[[ DOCUMENT SECTION open ]]
January 24th, 2018 at 2:37 PM ^

In a way it's always felt a bit incongruous that what initially lassoed Nassar wasn't the hundreds of girls he molested but child pr0n.  Child porn is obviously abhorrent but it almost feels like Al Capone's tax returns.

The next step though is holding his enablers accountable.  While monster who plumbs the depths of perversion like Nassar is a one-in-a-million occurence, the culture of silence and shame that enables not only him but other lesser* sexual predators to florish is still all too commonplace.  MSU and USAG may have been the perfect storm of complicity but a similar tragedy could happen anywhere else where we hear but fail to listen or believe.  I called the Office of Public Affairs at Michigan to urge them to proactively ensure now that we'll be ready if a similarly unthinkable scenario is discovered on our campus.   

The ultimate tragedy wasn't that MSU and USAG liked having a serial molester in their midst.  I'm sure that, to a man or woman, 99.9% of the leadership doesn't want a serial rapist in their midst and finds such abuses to be utterly sickening.  The problem was that they didn't find them sickening enough to take action to stop them.

 

** - the other obvious thing that must be said:  although other sexual predators' crimes will likely be less awful in their sum total than Nassar, they're each equally jarring for whoever their victims are.

Wolverine_in_n…

January 24th, 2018 at 2:44 PM ^

I want to rush to judgment and say beat him and castrate him. However, having him sit in solitary confinement the rest of his miserable life is a great sentence. He will be out there due to his conviction and his known name across the prison system.
He will rot in prison and that almost is enough. Besides a possible daily routine of having the boys come into his room.

Human Torpedo

January 24th, 2018 at 3:13 PM ^

Those sick people need to avoid sending death threats to his defense attorney and his kids, though. In this republic, we have a constitution that must be upheld and the 6th amendment clearly grants every citizen here, no matter how heinous a criminal, legal council. It's a total disservice to those victims now survivors to think you're acting on the behalf by going after the defense lawyer who is just doing his job. You aren't in any way shape or form to tell you the truth

FlexUM

January 25th, 2018 at 8:12 AM ^

Out of curiosity has there been any talk about what parents knew or heard? I'm just curious. I worked with women's gymnastics at bowling green (i'm an athletic trainer) years back and honestly unless there is a major medical issues most of the athletes just get treatment and go about there day. But I also wonder how many parents were told and what they did with the info? This is a very sensitive thing to talk about (which shows how courageous these women are) so many of them may not have said anything to their parents.
[[ DOCUMENT SECTION closed ]]
[[ ENTRIES SUPPLIED open ]]
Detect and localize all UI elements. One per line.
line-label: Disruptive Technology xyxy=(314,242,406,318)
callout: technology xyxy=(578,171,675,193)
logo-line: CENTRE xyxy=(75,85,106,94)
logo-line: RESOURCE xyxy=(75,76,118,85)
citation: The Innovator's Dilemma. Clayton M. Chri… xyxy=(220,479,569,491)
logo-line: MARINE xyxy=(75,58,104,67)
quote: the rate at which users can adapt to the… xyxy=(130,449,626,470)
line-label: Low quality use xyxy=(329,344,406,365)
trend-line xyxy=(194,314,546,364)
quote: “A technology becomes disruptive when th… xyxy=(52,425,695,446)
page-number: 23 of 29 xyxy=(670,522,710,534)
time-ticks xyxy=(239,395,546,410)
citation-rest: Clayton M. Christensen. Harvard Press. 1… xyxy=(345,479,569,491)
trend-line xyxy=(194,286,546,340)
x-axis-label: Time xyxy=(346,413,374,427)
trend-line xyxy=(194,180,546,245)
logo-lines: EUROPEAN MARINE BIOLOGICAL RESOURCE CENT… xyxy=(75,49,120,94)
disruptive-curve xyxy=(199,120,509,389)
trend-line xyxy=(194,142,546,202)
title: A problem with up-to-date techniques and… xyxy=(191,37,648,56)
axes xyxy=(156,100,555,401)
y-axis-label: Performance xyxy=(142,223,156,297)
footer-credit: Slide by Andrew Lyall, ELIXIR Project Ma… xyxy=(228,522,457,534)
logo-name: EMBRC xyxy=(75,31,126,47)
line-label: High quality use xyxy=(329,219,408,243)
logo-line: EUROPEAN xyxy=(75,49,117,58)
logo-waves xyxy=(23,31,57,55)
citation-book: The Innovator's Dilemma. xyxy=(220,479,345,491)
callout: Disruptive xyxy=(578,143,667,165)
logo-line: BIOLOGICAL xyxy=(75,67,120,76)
[[ ENTRIES SUPPLIED closed ]]
REQUIREMENT: List every posting date and time that appears in the comment thread about Nassar.

WORKED SOLUTION:
- January 24th, 2018 at 2:37 PM
- January 24th, 2018 at 2:44 PM
- January 24th, 2018 at 3:13 PM
- January 25th, 2018 at 8:12 AM